■ **Written exercise**
Lines holding the string "正午前后" are the ones to copy; find them all in the data.

■ **Saved data entries**
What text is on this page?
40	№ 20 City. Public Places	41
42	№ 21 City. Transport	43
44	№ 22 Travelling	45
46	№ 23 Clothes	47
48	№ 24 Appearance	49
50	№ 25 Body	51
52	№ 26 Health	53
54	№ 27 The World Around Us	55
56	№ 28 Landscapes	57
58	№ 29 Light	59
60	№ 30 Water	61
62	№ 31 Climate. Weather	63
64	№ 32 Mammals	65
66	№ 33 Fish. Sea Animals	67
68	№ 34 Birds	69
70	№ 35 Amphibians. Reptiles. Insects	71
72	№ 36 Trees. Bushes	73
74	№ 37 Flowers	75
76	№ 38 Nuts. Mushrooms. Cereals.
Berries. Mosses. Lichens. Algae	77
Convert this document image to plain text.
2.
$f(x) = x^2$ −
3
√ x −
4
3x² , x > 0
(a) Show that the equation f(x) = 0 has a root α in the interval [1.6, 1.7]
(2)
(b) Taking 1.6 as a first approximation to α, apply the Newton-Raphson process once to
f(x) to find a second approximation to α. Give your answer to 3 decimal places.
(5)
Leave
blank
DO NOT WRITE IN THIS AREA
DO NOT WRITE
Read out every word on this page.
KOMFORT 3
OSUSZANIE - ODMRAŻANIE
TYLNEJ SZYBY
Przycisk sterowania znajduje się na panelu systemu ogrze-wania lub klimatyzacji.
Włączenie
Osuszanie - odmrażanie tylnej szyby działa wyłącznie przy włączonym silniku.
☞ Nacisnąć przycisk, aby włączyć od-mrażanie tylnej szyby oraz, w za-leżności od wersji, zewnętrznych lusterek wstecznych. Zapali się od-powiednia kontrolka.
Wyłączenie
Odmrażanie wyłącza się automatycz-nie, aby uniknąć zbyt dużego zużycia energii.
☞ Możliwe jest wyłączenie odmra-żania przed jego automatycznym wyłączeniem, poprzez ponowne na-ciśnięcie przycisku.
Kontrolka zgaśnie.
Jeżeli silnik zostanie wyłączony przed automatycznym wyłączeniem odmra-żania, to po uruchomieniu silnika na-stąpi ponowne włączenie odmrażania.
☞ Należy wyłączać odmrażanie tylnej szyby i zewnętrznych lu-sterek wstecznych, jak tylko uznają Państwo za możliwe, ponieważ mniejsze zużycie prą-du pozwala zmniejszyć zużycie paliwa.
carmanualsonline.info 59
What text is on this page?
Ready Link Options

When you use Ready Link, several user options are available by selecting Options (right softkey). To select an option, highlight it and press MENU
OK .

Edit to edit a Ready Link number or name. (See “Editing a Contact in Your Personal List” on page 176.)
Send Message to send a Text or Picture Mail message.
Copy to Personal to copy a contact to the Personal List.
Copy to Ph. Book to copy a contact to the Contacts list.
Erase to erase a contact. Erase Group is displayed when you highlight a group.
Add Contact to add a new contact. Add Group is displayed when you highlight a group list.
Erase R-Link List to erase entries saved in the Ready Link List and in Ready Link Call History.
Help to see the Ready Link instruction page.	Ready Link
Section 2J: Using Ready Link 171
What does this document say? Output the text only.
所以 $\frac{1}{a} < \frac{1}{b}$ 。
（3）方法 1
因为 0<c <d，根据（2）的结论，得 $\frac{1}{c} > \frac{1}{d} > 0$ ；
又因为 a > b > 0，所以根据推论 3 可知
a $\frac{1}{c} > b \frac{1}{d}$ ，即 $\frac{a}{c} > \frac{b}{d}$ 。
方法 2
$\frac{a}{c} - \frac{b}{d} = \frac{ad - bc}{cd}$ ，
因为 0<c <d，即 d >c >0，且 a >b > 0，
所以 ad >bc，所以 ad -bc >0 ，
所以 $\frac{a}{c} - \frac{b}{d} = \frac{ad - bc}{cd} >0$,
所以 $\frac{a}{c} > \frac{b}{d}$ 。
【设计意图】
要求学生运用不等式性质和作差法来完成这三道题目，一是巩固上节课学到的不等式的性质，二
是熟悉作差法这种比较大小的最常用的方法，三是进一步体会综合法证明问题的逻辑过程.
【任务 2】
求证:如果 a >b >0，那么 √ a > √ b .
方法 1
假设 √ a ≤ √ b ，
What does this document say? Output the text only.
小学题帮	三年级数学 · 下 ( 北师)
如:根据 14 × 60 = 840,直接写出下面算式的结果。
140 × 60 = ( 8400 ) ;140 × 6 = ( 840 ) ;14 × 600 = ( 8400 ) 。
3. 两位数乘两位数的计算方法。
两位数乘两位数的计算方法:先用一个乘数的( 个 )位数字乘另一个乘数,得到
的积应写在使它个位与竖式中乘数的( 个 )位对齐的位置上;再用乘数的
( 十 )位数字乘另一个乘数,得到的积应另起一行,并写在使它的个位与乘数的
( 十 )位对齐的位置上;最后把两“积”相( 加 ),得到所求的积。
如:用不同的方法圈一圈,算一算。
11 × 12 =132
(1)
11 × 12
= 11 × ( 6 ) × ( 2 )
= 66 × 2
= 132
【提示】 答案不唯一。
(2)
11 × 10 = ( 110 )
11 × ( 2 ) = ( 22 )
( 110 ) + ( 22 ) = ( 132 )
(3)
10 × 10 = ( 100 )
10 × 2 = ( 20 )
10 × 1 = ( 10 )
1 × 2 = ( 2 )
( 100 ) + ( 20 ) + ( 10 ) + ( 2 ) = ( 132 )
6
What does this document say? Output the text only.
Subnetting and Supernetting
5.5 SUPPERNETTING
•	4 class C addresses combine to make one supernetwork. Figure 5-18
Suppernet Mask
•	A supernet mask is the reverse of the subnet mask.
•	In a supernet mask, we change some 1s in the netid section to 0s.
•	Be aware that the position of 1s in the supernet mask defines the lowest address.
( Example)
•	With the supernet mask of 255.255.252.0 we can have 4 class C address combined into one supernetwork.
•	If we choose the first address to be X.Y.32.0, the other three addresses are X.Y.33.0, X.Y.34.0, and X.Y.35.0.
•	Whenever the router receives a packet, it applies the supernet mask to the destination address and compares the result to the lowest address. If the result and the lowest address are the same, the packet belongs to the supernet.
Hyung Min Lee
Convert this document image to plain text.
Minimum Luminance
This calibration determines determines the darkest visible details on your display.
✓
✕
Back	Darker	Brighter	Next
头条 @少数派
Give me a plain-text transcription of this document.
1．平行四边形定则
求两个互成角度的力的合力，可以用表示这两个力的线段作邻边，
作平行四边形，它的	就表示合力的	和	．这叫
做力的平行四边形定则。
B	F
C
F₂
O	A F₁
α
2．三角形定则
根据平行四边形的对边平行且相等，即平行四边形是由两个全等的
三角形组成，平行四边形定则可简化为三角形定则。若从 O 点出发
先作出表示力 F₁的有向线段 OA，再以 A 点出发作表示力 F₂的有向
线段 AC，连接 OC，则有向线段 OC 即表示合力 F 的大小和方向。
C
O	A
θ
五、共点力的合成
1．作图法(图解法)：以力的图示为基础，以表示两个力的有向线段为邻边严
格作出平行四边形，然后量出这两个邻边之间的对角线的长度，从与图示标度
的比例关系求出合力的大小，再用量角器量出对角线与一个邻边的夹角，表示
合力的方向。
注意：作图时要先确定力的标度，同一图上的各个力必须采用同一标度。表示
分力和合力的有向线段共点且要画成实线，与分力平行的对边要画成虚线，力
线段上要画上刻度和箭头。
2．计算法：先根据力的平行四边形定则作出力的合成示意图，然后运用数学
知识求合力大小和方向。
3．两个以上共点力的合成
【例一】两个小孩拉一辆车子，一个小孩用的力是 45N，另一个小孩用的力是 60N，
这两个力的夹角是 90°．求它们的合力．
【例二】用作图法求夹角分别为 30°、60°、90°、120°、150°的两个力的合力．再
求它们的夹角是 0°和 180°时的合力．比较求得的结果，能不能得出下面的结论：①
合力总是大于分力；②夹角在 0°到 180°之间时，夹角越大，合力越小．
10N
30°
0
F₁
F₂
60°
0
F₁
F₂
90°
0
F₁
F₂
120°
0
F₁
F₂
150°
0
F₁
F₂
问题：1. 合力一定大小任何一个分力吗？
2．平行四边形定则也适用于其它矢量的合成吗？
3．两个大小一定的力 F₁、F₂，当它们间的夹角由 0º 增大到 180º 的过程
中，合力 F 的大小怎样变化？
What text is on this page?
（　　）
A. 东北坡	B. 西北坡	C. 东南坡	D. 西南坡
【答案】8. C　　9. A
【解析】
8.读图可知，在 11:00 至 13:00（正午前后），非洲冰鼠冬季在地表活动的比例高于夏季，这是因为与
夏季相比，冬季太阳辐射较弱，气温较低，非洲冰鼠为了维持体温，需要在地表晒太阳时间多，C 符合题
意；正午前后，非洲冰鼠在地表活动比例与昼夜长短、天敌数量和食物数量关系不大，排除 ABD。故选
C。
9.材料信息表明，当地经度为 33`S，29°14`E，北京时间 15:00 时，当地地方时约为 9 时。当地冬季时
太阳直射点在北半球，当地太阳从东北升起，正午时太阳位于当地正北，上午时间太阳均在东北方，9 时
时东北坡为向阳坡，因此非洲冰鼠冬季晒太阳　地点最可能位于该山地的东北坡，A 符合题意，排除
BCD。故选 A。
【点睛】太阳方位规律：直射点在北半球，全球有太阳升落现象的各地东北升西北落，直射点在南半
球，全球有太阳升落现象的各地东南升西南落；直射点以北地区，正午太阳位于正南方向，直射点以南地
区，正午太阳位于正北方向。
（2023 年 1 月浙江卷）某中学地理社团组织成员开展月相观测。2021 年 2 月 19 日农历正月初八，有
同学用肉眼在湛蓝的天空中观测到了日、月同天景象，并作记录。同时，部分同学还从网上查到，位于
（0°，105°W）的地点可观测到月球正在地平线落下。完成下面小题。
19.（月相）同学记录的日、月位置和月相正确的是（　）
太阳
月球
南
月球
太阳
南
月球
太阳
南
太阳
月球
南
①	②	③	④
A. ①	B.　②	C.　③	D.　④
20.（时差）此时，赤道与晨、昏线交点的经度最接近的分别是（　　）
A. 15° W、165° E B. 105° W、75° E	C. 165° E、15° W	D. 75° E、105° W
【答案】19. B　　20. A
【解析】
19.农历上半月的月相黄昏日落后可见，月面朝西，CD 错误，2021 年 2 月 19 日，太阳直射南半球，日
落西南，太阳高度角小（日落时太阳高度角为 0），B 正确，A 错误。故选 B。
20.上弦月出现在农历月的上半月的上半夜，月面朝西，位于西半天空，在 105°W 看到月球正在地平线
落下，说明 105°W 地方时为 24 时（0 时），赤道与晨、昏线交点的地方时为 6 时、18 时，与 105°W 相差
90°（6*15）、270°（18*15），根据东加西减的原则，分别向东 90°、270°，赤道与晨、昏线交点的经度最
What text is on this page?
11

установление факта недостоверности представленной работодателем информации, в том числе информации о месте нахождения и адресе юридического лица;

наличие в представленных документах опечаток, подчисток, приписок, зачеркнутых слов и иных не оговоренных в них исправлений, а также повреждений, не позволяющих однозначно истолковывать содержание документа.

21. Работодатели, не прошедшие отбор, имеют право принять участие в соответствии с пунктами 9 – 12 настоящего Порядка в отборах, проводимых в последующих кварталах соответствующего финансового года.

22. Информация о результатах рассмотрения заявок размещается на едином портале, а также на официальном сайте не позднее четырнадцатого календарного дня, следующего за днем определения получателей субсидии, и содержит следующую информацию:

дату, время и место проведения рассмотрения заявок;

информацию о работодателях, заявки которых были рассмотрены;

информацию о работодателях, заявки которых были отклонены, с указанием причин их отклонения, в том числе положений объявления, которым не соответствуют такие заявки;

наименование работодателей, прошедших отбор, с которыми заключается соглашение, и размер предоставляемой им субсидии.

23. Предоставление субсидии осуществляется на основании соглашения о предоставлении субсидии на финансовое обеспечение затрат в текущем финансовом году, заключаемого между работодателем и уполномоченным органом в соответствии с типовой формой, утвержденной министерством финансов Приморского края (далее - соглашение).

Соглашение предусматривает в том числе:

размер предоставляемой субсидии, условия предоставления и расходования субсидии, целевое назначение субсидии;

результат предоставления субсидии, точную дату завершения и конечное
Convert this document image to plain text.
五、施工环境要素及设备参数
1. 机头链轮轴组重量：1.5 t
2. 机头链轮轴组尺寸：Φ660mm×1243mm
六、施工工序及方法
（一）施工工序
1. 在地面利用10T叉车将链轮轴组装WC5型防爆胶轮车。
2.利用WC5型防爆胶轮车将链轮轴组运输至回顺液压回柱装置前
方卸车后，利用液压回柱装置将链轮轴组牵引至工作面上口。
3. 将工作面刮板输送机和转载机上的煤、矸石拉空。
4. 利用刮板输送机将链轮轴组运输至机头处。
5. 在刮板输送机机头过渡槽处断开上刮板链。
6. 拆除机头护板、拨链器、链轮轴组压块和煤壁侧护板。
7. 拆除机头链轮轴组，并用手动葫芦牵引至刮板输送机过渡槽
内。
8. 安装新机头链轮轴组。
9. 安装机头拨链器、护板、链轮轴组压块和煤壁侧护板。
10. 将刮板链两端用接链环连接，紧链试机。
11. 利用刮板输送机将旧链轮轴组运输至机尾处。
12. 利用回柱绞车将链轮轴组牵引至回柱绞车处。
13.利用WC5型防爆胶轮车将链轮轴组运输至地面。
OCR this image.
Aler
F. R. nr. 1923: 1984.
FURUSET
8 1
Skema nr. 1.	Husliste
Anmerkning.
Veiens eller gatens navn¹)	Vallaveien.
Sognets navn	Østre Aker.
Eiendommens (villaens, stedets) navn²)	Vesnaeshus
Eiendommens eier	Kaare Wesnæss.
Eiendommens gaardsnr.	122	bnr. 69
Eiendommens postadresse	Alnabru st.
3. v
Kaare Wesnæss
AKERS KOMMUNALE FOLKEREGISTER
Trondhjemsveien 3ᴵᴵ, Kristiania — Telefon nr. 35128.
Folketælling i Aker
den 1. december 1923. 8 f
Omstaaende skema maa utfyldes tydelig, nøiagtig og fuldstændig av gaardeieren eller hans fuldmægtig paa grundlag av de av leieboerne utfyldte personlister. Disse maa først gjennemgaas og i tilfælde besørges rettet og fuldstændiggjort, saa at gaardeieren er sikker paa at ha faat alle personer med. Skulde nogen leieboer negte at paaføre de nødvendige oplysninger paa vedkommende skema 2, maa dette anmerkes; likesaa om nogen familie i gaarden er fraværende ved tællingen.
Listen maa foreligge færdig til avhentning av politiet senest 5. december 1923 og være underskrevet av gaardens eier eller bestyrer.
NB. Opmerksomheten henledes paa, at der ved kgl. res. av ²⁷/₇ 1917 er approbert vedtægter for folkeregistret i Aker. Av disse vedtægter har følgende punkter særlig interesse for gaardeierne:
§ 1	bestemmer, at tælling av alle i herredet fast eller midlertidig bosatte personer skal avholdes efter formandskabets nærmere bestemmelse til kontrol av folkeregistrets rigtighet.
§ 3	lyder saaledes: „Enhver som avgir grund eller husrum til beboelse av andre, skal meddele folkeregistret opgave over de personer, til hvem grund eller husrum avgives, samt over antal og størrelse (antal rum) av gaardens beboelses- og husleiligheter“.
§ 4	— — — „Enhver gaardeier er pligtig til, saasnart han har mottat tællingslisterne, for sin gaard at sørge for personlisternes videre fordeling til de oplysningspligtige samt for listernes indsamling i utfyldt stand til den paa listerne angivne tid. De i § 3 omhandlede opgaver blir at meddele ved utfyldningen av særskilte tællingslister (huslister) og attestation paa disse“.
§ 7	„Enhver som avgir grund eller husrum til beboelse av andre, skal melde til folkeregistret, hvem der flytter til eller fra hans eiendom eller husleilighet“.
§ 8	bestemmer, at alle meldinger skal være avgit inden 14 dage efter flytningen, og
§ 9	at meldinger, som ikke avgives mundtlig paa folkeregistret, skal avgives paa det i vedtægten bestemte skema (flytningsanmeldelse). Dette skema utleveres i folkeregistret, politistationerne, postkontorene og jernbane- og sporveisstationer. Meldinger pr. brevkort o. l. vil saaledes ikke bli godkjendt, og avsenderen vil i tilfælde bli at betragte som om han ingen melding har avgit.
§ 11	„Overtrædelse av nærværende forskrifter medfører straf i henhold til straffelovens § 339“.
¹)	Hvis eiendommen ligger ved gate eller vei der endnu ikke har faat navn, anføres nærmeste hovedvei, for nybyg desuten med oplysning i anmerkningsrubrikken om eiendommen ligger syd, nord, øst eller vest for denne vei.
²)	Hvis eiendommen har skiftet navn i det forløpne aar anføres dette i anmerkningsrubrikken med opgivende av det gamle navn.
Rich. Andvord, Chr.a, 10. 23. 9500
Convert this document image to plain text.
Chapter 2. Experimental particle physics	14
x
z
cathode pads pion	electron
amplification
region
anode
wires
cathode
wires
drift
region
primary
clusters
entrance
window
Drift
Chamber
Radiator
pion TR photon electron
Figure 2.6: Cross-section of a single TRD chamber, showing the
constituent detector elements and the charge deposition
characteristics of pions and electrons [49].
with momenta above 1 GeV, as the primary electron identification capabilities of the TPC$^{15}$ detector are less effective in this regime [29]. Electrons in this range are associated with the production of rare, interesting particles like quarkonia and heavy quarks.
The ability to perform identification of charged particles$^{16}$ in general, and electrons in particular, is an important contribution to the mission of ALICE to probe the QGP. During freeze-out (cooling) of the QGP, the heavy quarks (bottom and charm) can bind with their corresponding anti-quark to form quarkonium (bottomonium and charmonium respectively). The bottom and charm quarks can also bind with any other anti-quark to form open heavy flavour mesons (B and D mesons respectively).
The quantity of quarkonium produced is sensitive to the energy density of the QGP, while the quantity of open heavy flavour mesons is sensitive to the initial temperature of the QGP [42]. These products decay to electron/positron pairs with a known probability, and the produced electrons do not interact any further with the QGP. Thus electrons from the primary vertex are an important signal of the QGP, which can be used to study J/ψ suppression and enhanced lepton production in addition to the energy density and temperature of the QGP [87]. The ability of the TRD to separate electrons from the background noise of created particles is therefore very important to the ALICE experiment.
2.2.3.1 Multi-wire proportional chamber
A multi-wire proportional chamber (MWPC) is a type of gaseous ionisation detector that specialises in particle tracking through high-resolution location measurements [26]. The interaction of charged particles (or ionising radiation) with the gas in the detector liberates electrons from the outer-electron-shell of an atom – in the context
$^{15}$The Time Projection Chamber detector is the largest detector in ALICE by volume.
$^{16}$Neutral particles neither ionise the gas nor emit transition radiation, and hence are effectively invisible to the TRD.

■ **Correct response**
8.读图可知，在 11:00 至 13:00（正午前后），非洲冰鼠冬季在地表活动的比例高于夏季，这是因为与
意；正午前后，非洲冰鼠在地表活动比例与昼夜长短、天敌数量和食物数量关系不大，排除 ABD。故选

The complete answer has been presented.